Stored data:
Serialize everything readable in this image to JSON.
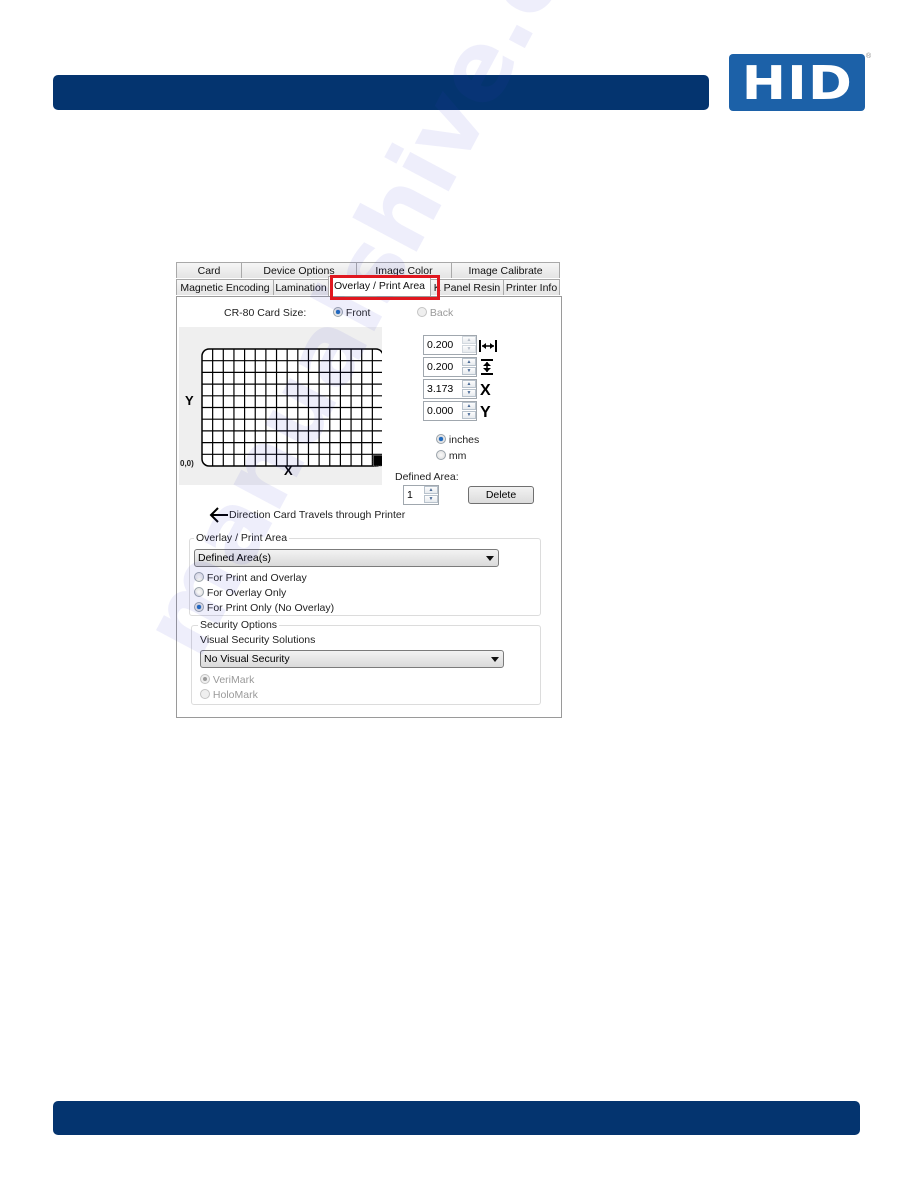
{
  "brand": {
    "logo_text": "HID",
    "registered_mark": "®",
    "colors": {
      "bar": "#04346f",
      "logo": "#1c61a8",
      "highlight": "#e0171f"
    }
  },
  "dialog": {
    "tabs_row1": [
      {
        "label": "Card"
      },
      {
        "label": "Device Options"
      },
      {
        "label": "Image Color"
      },
      {
        "label": "Image Calibrate"
      }
    ],
    "tabs_row2": [
      {
        "label": "Magnetic Encoding"
      },
      {
        "label": "Lamination"
      },
      {
        "label": "Overlay / Print Area",
        "active": true
      },
      {
        "label": "K Panel Resin"
      },
      {
        "label": "Printer Info"
      }
    ],
    "card_size_label": "CR-80 Card Size:",
    "side": {
      "front_label": "Front",
      "back_label": "Back",
      "selected": "Front"
    },
    "preview": {
      "y_label": "Y",
      "x_label": "X",
      "origin_label": "0,0)",
      "grid_columns": 17,
      "grid_rows": 10
    },
    "fields": [
      {
        "name": "width",
        "value": "0.200",
        "icon": "width-arrows-icon",
        "enabled": false
      },
      {
        "name": "height",
        "value": "0.200",
        "icon": "height-arrows-icon",
        "enabled": true
      },
      {
        "name": "x",
        "value": "3.173",
        "icon": "X",
        "enabled": true
      },
      {
        "name": "y",
        "value": "0.000",
        "icon": "Y",
        "enabled": true
      }
    ],
    "units": {
      "inches_label": "inches",
      "mm_label": "mm",
      "selected": "inches"
    },
    "defined_area": {
      "label": "Defined Area:",
      "value": "1",
      "delete_label": "Delete"
    },
    "direction_label": "Direction Card Travels through Printer",
    "overlay_group": {
      "title": "Overlay / Print Area",
      "dropdown_value": "Defined Area(s)",
      "options": [
        {
          "label": "For Print and Overlay",
          "checked": false
        },
        {
          "label": "For Overlay Only",
          "checked": false
        },
        {
          "label": "For Print Only (No Overlay)",
          "checked": true
        }
      ]
    },
    "security_group": {
      "title": "Security Options",
      "subtitle": "Visual Security Solutions",
      "dropdown_value": "No Visual Security",
      "options": [
        {
          "label": "VeriMark",
          "checked": true,
          "enabled": false
        },
        {
          "label": "HoloMark",
          "checked": false,
          "enabled": false
        }
      ]
    }
  },
  "watermark": "manualshive.com"
}
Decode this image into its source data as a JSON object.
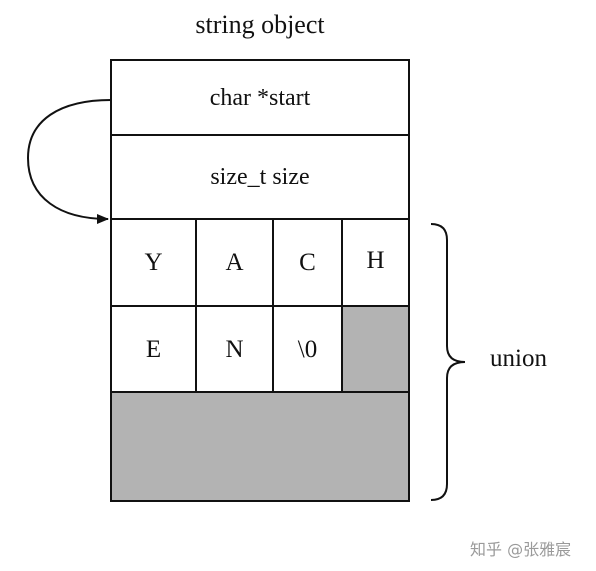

=== Your task ===
Find the word "Card" in the records and pull out each line that has it.

=== Response for this exercise ===
        "label": "Card"
    "card_size_label": "CR-80 Card Size:",
    "direction_label": "Direction Card Travels through Printer",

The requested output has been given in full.